**Goal of the exercise**
Copy out each line of the listing that has the word "accent" in it.
━━━━━━━━━━━━━━━━━━━━━━━━━━━━━━
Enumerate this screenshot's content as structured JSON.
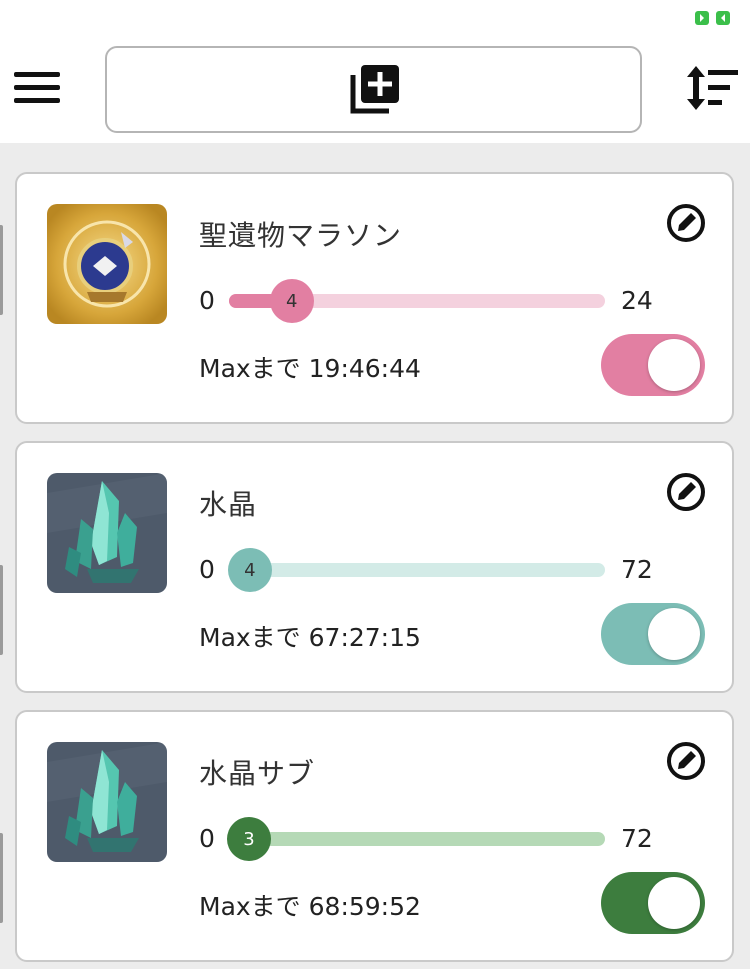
{
  "header": {
    "menu_icon": "hamburger-icon",
    "add_icon": "add-to-queue-icon",
    "sort_icon": "sort-icon",
    "status_icon": "battery-icon"
  },
  "cards": [
    {
      "title": "聖遺物マラソン",
      "min": "0",
      "max": "24",
      "value": "4",
      "progress": 0.1667,
      "timer": "Maxまで 19:46:44",
      "toggle_on": true,
      "accent": "#e27fa2",
      "track_color": "#f4d1de",
      "knob_text_color": "#333333",
      "thumbnail": "artifact-icon"
    },
    {
      "title": "水晶",
      "min": "0",
      "max": "72",
      "value": "4",
      "progress": 0.0556,
      "timer": "Maxまで 67:27:15",
      "toggle_on": true,
      "accent": "#7cbdb5",
      "track_color": "#d3ebe7",
      "knob_text_color": "#333333",
      "thumbnail": "crystal-icon"
    },
    {
      "title": "水晶サブ",
      "min": "0",
      "max": "72",
      "value": "3",
      "progress": 0.0417,
      "timer": "Maxまで 68:59:52",
      "toggle_on": true,
      "accent": "#3d7d3e",
      "track_color": "#b5d9b6",
      "knob_text_color": "#ffffff",
      "thumbnail": "crystal-icon"
    }
  ]
}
━━━━━━━━━━━━━━━━━━━━━━━━━━━━━━
**Solution for this problem**
      "accent": "#e27fa2",
      "accent": "#7cbdb5",
      "accent": "#3d7d3e",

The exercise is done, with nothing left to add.